Set task: Turn the lines of the records into a numbered list, skipping blank lines. Begin at the line that contains "UI element localization: list" and stop after the line that contains "drawn-rectangle [439,246,486,585]", with both of those lines included.

___ Records to use

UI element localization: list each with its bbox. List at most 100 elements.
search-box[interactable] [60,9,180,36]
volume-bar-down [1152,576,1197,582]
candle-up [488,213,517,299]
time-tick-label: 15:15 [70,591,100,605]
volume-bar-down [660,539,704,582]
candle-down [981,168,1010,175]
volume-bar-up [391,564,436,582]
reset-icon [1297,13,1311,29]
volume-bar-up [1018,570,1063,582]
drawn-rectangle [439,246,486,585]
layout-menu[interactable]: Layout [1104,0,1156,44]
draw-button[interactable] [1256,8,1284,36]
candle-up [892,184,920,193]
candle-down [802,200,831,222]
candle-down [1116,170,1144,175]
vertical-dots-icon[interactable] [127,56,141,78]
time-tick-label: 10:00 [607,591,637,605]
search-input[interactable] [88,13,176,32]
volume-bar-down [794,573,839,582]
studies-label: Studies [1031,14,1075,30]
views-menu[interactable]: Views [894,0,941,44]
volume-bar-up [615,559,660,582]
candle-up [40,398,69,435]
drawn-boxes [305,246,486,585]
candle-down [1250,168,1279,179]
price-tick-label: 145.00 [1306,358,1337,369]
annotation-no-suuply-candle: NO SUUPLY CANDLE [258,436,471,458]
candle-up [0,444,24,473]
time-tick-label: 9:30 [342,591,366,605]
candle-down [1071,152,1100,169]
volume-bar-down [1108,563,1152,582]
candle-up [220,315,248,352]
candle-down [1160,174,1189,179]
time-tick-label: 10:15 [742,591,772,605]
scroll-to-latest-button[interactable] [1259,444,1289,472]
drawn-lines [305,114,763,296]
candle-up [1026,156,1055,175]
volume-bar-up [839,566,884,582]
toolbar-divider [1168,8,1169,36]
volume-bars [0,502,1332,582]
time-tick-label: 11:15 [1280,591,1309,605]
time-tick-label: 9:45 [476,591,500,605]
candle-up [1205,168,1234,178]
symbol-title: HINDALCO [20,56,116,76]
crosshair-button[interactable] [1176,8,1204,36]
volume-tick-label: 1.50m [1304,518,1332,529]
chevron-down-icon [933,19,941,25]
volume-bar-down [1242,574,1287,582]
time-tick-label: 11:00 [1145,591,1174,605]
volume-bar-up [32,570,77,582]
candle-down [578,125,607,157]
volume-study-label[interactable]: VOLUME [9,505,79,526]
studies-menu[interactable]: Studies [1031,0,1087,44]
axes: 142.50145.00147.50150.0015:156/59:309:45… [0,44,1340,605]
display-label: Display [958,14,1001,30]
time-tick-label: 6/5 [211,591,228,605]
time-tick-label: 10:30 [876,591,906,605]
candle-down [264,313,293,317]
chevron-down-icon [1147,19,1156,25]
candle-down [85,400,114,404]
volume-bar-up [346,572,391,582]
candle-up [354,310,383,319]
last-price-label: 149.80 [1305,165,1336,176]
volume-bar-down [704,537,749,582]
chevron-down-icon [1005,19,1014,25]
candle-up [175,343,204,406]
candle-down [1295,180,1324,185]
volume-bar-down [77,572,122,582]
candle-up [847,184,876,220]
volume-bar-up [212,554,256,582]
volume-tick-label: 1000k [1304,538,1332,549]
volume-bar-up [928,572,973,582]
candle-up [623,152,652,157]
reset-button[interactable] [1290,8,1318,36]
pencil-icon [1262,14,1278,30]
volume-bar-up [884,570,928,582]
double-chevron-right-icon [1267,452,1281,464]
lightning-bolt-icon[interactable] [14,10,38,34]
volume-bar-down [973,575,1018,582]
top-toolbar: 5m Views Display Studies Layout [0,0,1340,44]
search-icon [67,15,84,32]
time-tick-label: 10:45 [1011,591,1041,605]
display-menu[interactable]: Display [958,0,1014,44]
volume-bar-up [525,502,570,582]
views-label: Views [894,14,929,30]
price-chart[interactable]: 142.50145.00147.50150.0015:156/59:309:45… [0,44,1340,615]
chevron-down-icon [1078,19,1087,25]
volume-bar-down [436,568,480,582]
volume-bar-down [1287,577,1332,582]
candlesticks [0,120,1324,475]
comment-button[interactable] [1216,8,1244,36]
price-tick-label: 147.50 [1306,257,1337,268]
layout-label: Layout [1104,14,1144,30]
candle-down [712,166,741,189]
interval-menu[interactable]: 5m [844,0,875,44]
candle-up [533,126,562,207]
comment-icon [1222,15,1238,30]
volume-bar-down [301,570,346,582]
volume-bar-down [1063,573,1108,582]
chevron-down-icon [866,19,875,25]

______
___ Records to use

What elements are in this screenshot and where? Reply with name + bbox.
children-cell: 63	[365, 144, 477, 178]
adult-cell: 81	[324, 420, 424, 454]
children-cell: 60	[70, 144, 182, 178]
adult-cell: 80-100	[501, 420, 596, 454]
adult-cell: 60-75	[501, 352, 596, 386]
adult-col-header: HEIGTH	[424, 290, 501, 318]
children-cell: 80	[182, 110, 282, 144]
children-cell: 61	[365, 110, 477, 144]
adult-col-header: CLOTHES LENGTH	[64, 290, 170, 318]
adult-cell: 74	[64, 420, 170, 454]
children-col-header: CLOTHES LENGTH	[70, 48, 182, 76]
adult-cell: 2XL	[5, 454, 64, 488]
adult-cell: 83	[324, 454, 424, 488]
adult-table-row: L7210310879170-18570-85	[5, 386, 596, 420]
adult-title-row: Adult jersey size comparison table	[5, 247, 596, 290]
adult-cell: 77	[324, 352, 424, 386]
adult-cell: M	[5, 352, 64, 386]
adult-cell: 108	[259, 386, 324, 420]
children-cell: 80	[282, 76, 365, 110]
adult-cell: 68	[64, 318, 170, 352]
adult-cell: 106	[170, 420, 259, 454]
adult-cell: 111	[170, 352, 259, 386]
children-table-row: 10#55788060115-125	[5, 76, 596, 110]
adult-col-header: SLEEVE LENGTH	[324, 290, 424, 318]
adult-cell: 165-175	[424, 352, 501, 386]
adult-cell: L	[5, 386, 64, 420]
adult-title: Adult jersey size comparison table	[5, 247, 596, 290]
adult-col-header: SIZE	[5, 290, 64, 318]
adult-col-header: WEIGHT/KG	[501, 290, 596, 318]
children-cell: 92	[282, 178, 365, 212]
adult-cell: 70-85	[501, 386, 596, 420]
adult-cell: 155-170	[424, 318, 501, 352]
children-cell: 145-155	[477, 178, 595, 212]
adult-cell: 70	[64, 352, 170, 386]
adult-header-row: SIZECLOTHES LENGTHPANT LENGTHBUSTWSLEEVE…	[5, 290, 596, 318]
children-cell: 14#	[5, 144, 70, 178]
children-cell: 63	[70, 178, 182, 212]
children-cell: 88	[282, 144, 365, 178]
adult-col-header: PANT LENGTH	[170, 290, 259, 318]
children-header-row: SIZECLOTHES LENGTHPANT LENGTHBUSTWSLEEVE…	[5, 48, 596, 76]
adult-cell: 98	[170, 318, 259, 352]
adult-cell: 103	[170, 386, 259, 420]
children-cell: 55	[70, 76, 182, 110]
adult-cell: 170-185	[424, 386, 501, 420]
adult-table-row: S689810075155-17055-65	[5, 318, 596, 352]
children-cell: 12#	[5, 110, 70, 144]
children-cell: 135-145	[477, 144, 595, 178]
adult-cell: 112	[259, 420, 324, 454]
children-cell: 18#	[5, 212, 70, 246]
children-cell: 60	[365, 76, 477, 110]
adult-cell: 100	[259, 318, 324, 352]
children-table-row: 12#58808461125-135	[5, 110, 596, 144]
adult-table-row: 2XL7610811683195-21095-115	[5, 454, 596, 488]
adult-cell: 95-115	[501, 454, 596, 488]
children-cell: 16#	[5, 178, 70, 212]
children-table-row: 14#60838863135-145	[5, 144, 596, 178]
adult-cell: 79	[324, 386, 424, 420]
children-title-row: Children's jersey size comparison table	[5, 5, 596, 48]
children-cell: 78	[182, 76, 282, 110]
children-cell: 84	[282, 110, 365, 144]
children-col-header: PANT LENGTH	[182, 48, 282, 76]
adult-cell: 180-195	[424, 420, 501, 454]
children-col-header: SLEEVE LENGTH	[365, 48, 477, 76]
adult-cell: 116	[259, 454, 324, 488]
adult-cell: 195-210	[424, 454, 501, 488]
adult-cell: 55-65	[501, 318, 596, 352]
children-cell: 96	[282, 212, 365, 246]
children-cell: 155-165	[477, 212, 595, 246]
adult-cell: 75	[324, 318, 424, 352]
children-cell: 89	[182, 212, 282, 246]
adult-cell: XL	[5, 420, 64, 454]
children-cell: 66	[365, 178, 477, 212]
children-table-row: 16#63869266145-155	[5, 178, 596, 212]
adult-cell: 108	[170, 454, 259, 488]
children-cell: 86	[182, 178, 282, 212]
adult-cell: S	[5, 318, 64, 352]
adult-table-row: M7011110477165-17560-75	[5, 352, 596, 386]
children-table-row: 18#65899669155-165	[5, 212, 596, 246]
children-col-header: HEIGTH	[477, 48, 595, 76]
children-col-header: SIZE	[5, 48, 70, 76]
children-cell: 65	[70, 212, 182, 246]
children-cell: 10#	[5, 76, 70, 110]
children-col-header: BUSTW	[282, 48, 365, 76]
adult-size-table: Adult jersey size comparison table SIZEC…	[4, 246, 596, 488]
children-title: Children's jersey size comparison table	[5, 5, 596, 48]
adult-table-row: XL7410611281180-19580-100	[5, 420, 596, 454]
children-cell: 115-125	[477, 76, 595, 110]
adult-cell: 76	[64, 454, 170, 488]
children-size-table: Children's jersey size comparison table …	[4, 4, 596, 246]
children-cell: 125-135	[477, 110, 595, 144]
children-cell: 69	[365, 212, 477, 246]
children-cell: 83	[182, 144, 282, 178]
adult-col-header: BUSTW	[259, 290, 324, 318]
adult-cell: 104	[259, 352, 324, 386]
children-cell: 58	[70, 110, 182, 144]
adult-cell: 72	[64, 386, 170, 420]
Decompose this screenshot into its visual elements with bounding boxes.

______
___ Records to use

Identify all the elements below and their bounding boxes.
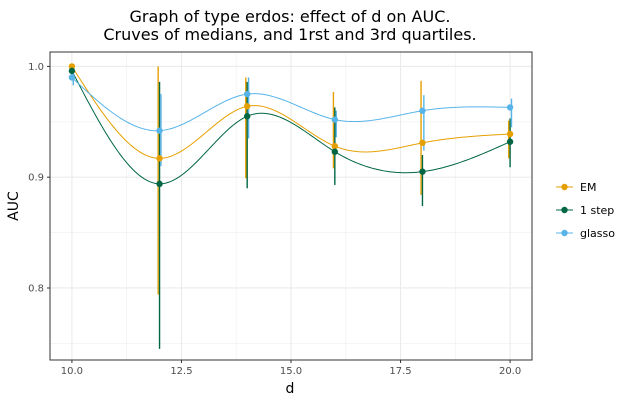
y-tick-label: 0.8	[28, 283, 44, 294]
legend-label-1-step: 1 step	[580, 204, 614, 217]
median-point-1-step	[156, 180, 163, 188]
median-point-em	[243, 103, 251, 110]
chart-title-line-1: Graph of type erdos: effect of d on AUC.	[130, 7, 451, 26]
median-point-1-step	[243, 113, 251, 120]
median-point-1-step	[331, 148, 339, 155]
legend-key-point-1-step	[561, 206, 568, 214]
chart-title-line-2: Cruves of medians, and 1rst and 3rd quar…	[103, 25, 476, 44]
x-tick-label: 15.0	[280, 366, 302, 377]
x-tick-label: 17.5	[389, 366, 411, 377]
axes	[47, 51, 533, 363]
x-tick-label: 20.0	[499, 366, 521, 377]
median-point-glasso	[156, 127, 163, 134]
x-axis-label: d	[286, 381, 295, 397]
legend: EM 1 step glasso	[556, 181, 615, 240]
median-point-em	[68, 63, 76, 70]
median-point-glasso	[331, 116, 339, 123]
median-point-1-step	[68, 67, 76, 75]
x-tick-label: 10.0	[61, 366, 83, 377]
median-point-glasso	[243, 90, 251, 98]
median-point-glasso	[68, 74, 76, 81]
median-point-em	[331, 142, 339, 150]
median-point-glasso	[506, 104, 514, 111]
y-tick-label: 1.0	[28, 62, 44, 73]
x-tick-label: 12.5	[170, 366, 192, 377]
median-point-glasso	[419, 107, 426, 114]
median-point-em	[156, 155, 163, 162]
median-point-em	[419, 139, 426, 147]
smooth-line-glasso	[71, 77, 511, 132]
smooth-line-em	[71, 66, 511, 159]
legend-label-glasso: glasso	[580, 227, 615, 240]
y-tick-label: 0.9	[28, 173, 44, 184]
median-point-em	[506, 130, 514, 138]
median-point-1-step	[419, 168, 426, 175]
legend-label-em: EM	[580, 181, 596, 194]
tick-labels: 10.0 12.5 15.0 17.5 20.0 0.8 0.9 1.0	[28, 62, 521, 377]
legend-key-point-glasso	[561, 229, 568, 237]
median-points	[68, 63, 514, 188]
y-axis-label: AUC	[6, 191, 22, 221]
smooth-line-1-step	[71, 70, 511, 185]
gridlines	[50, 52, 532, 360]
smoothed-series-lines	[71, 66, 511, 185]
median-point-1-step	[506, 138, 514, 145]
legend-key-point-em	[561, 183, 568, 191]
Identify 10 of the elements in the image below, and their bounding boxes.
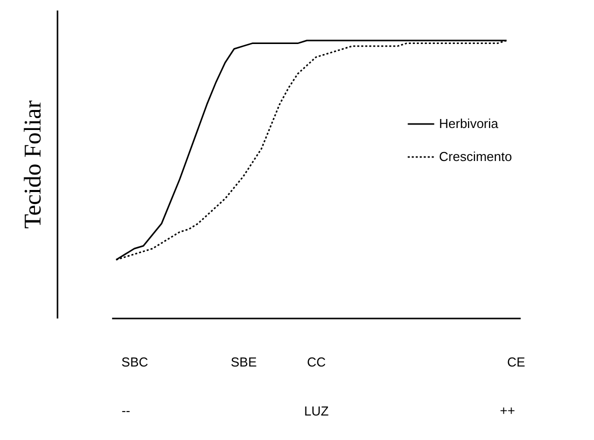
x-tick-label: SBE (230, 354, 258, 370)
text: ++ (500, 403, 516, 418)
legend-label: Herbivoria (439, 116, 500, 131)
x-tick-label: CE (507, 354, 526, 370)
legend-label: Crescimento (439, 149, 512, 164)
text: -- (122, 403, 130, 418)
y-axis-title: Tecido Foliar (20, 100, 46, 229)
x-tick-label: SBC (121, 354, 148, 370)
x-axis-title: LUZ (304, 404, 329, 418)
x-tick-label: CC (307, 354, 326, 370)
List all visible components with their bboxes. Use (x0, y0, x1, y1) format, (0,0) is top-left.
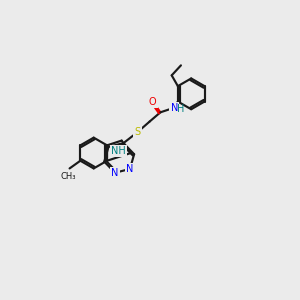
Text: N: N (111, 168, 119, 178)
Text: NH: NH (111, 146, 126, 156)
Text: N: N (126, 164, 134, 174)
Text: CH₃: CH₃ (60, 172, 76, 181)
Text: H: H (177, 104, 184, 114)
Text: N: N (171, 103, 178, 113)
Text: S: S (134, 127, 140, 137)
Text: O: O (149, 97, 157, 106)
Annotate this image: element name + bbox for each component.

______

Final result:
1. UI element localization: list each with its bbox. List at most 100 elements.
2. search-box[interactable] [60,9,180,36]
3. volume-bar-down [1152,576,1197,582]
4. candle-up [488,213,517,299]
5. time-tick-label: 15:15 [70,591,100,605]
6. volume-bar-down [660,539,704,582]
7. candle-down [981,168,1010,175]
8. volume-bar-up [391,564,436,582]
9. reset-icon [1297,13,1311,29]
10. volume-bar-up [1018,570,1063,582]
11. drawn-rectangle [439,246,486,585]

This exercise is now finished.